* _STATED PROBLEM_:
Every entry below should be transcribed exactly; pictures stay out of the copy.

* _GIVEN INFORMATION_:

[start]

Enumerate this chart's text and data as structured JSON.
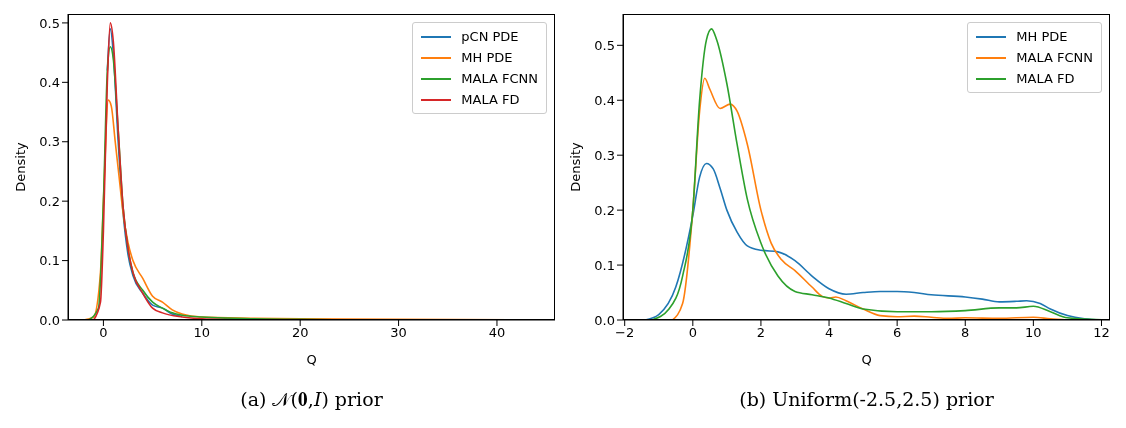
{
  "chart_data": [
    {
      "type": "line",
      "title": "(a) 𝒩(𝟎,𝐼) prior",
      "xlabel": "Q",
      "ylabel": "Density",
      "xlim": [
        -3.6,
        45.9
      ],
      "xticks": [
        0,
        10,
        20,
        30,
        40
      ],
      "ylim": [
        0,
        0.515
      ],
      "yticks": [
        {
          "value": 0,
          "label": "0.0"
        },
        0.1,
        0.2,
        0.3,
        0.4,
        0.5
      ],
      "legend": "top right",
      "grid": false,
      "series": [
        {
          "name": "pCN PDE",
          "color": "#1f77b4",
          "x": [
            0.4,
            0.7,
            1,
            1.5,
            2,
            2.5,
            3,
            4,
            5,
            6,
            7,
            8
          ],
          "values": [
            0.42,
            0.49,
            0.45,
            0.3,
            0.18,
            0.11,
            0.075,
            0.045,
            0.025,
            0.02,
            0.01,
            0.006
          ]
        },
        {
          "name": "MH PDE",
          "color": "#ff7f0e",
          "x": [
            -2,
            -1,
            -0.3,
            0,
            0.5,
            0.8,
            1.2,
            1.6,
            2,
            2.5,
            3,
            4,
            5,
            6,
            7,
            8,
            10,
            15,
            20,
            30,
            43.5
          ],
          "values": [
            0,
            0.005,
            0.08,
            0.2,
            0.37,
            0.36,
            0.3,
            0.24,
            0.18,
            0.13,
            0.1,
            0.07,
            0.04,
            0.03,
            0.017,
            0.01,
            0.005,
            0.003,
            0.002,
            0.001,
            0
          ]
        },
        {
          "name": "MALA FCNN",
          "color": "#2ca02c",
          "x": [
            -1.5,
            -0.5,
            0,
            0.4,
            0.7,
            1,
            1.5,
            2,
            2.5,
            3,
            4,
            5,
            6,
            7,
            8,
            10,
            11,
            15,
            20,
            25
          ],
          "values": [
            0,
            0.02,
            0.2,
            0.42,
            0.46,
            0.44,
            0.32,
            0.19,
            0.12,
            0.08,
            0.05,
            0.03,
            0.02,
            0.012,
            0.008,
            0.005,
            0.004,
            0.002,
            0.001,
            0
          ]
        },
        {
          "name": "MALA FD",
          "color": "#d62728",
          "x": [
            -1,
            -0.3,
            0,
            0.4,
            0.7,
            1,
            1.5,
            2,
            2.5,
            3,
            4,
            5,
            6,
            8,
            10,
            15
          ],
          "values": [
            0,
            0.03,
            0.15,
            0.4,
            0.5,
            0.47,
            0.32,
            0.19,
            0.12,
            0.08,
            0.045,
            0.02,
            0.012,
            0.005,
            0.002,
            0
          ]
        }
      ]
    },
    {
      "type": "line",
      "title": "(b) Uniform(-2.5,2.5) prior",
      "xlabel": "Q",
      "ylabel": "Density",
      "xlim": [
        -2.05,
        12.25
      ],
      "xticks": [
        {
          "value": -2,
          "label": "−2"
        },
        0,
        2,
        4,
        6,
        8,
        10,
        12
      ],
      "ylim": [
        0,
        0.557
      ],
      "yticks": [
        {
          "value": 0,
          "label": "0.0"
        },
        0.1,
        0.2,
        0.3,
        0.4,
        0.5
      ],
      "legend": "top right",
      "grid": false,
      "series": [
        {
          "name": "MH PDE",
          "color": "#1f77b4",
          "x": [
            -1.4,
            -1,
            -0.5,
            0,
            0.2,
            0.4,
            0.6,
            0.8,
            1,
            1.3,
            1.6,
            2,
            2.5,
            3,
            3.5,
            4,
            4.5,
            5,
            5.5,
            6,
            6.5,
            7,
            8,
            8.5,
            9,
            9.5,
            9.8,
            10.2,
            10.5,
            11,
            11.5,
            12
          ],
          "values": [
            0,
            0.01,
            0.06,
            0.19,
            0.26,
            0.285,
            0.275,
            0.24,
            0.2,
            0.16,
            0.135,
            0.127,
            0.124,
            0.108,
            0.08,
            0.057,
            0.047,
            0.05,
            0.052,
            0.052,
            0.05,
            0.046,
            0.042,
            0.038,
            0.033,
            0.034,
            0.035,
            0.03,
            0.02,
            0.008,
            0.002,
            0
          ]
        },
        {
          "name": "MALA FCNN",
          "color": "#ff7f0e",
          "x": [
            -0.6,
            -0.3,
            0,
            0.2,
            0.35,
            0.5,
            0.8,
            1.1,
            1.3,
            1.6,
            2,
            2.3,
            2.6,
            3,
            3.5,
            3.8,
            4,
            4.2,
            4.5,
            5,
            5.5,
            6,
            6.5,
            7,
            7.5,
            8,
            9,
            10,
            10.5,
            11
          ],
          "values": [
            0,
            0.03,
            0.2,
            0.38,
            0.44,
            0.42,
            0.385,
            0.393,
            0.38,
            0.32,
            0.2,
            0.14,
            0.11,
            0.09,
            0.06,
            0.043,
            0.04,
            0.042,
            0.035,
            0.02,
            0.008,
            0.006,
            0.007,
            0.005,
            0.003,
            0.004,
            0.003,
            0.005,
            0.002,
            0
          ]
        },
        {
          "name": "MALA FD",
          "color": "#2ca02c",
          "x": [
            -1.2,
            -0.7,
            -0.3,
            0,
            0.2,
            0.4,
            0.55,
            0.7,
            1,
            1.3,
            1.6,
            2,
            2.5,
            3,
            3.5,
            4,
            4.5,
            5,
            6,
            7,
            8,
            9,
            9.5,
            10,
            10.5,
            11,
            12.2
          ],
          "values": [
            0,
            0.02,
            0.08,
            0.2,
            0.4,
            0.51,
            0.53,
            0.51,
            0.43,
            0.32,
            0.22,
            0.14,
            0.08,
            0.052,
            0.046,
            0.04,
            0.03,
            0.02,
            0.015,
            0.015,
            0.017,
            0.022,
            0.022,
            0.025,
            0.015,
            0.004,
            0
          ]
        }
      ]
    }
  ]
}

[end]

* _TASK RESULT_:
Enumerate this chart's text and data as structured JSON.
{
  "chart_data": [
    {
      "type": "line",
      "title": "(a) 𝒩(𝟎,𝐼) prior",
      "xlabel": "Q",
      "ylabel": "Density",
      "xlim": [
        -3.6,
        45.9
      ],
      "xticks": [
        0,
        10,
        20,
        30,
        40
      ],
      "ylim": [
        0,
        0.515
      ],
      "yticks": [
        {
          "value": 0,
          "label": "0.0"
        },
        0.1,
        0.2,
        0.3,
        0.4,
        0.5
      ],
      "legend": "top right",
      "grid": false,
      "series": [
        {
          "name": "pCN PDE",
          "color": "#1f77b4",
          "x": [
            0.4,
            0.7,
            1,
            1.5,
            2,
            2.5,
            3,
            4,
            5,
            6,
            7,
            8
          ],
          "values": [
            0.42,
            0.49,
            0.45,
            0.3,
            0.18,
            0.11,
            0.075,
            0.045,
            0.025,
            0.02,
            0.01,
            0.006
          ]
        },
        {
          "name": "MH PDE",
          "color": "#ff7f0e",
          "x": [
            -2,
            -1,
            -0.3,
            0,
            0.5,
            0.8,
            1.2,
            1.6,
            2,
            2.5,
            3,
            4,
            5,
            6,
            7,
            8,
            10,
            15,
            20,
            30,
            43.5
          ],
          "values": [
            0,
            0.005,
            0.08,
            0.2,
            0.37,
            0.36,
            0.3,
            0.24,
            0.18,
            0.13,
            0.1,
            0.07,
            0.04,
            0.03,
            0.017,
            0.01,
            0.005,
            0.003,
            0.002,
            0.001,
            0
          ]
        },
        {
          "name": "MALA FCNN",
          "color": "#2ca02c",
          "x": [
            -1.5,
            -0.5,
            0,
            0.4,
            0.7,
            1,
            1.5,
            2,
            2.5,
            3,
            4,
            5,
            6,
            7,
            8,
            10,
            11,
            15,
            20,
            25
          ],
          "values": [
            0,
            0.02,
            0.2,
            0.42,
            0.46,
            0.44,
            0.32,
            0.19,
            0.12,
            0.08,
            0.05,
            0.03,
            0.02,
            0.012,
            0.008,
            0.005,
            0.004,
            0.002,
            0.001,
            0
          ]
        },
        {
          "name": "MALA FD",
          "color": "#d62728",
          "x": [
            -1,
            -0.3,
            0,
            0.4,
            0.7,
            1,
            1.5,
            2,
            2.5,
            3,
            4,
            5,
            6,
            8,
            10,
            15
          ],
          "values": [
            0,
            0.03,
            0.15,
            0.4,
            0.5,
            0.47,
            0.32,
            0.19,
            0.12,
            0.08,
            0.045,
            0.02,
            0.012,
            0.005,
            0.002,
            0
          ]
        }
      ]
    },
    {
      "type": "line",
      "title": "(b) Uniform(-2.5,2.5) prior",
      "xlabel": "Q",
      "ylabel": "Density",
      "xlim": [
        -2.05,
        12.25
      ],
      "xticks": [
        {
          "value": -2,
          "label": "−2"
        },
        0,
        2,
        4,
        6,
        8,
        10,
        12
      ],
      "ylim": [
        0,
        0.557
      ],
      "yticks": [
        {
          "value": 0,
          "label": "0.0"
        },
        0.1,
        0.2,
        0.3,
        0.4,
        0.5
      ],
      "legend": "top right",
      "grid": false,
      "series": [
        {
          "name": "MH PDE",
          "color": "#1f77b4",
          "x": [
            -1.4,
            -1,
            -0.5,
            0,
            0.2,
            0.4,
            0.6,
            0.8,
            1,
            1.3,
            1.6,
            2,
            2.5,
            3,
            3.5,
            4,
            4.5,
            5,
            5.5,
            6,
            6.5,
            7,
            8,
            8.5,
            9,
            9.5,
            9.8,
            10.2,
            10.5,
            11,
            11.5,
            12
          ],
          "values": [
            0,
            0.01,
            0.06,
            0.19,
            0.26,
            0.285,
            0.275,
            0.24,
            0.2,
            0.16,
            0.135,
            0.127,
            0.124,
            0.108,
            0.08,
            0.057,
            0.047,
            0.05,
            0.052,
            0.052,
            0.05,
            0.046,
            0.042,
            0.038,
            0.033,
            0.034,
            0.035,
            0.03,
            0.02,
            0.008,
            0.002,
            0
          ]
        },
        {
          "name": "MALA FCNN",
          "color": "#ff7f0e",
          "x": [
            -0.6,
            -0.3,
            0,
            0.2,
            0.35,
            0.5,
            0.8,
            1.1,
            1.3,
            1.6,
            2,
            2.3,
            2.6,
            3,
            3.5,
            3.8,
            4,
            4.2,
            4.5,
            5,
            5.5,
            6,
            6.5,
            7,
            7.5,
            8,
            9,
            10,
            10.5,
            11
          ],
          "values": [
            0,
            0.03,
            0.2,
            0.38,
            0.44,
            0.42,
            0.385,
            0.393,
            0.38,
            0.32,
            0.2,
            0.14,
            0.11,
            0.09,
            0.06,
            0.043,
            0.04,
            0.042,
            0.035,
            0.02,
            0.008,
            0.006,
            0.007,
            0.005,
            0.003,
            0.004,
            0.003,
            0.005,
            0.002,
            0
          ]
        },
        {
          "name": "MALA FD",
          "color": "#2ca02c",
          "x": [
            -1.2,
            -0.7,
            -0.3,
            0,
            0.2,
            0.4,
            0.55,
            0.7,
            1,
            1.3,
            1.6,
            2,
            2.5,
            3,
            3.5,
            4,
            4.5,
            5,
            6,
            7,
            8,
            9,
            9.5,
            10,
            10.5,
            11,
            12.2
          ],
          "values": [
            0,
            0.02,
            0.08,
            0.2,
            0.4,
            0.51,
            0.53,
            0.51,
            0.43,
            0.32,
            0.22,
            0.14,
            0.08,
            0.052,
            0.046,
            0.04,
            0.03,
            0.02,
            0.015,
            0.015,
            0.017,
            0.022,
            0.022,
            0.025,
            0.015,
            0.004,
            0
          ]
        }
      ]
    }
  ]
}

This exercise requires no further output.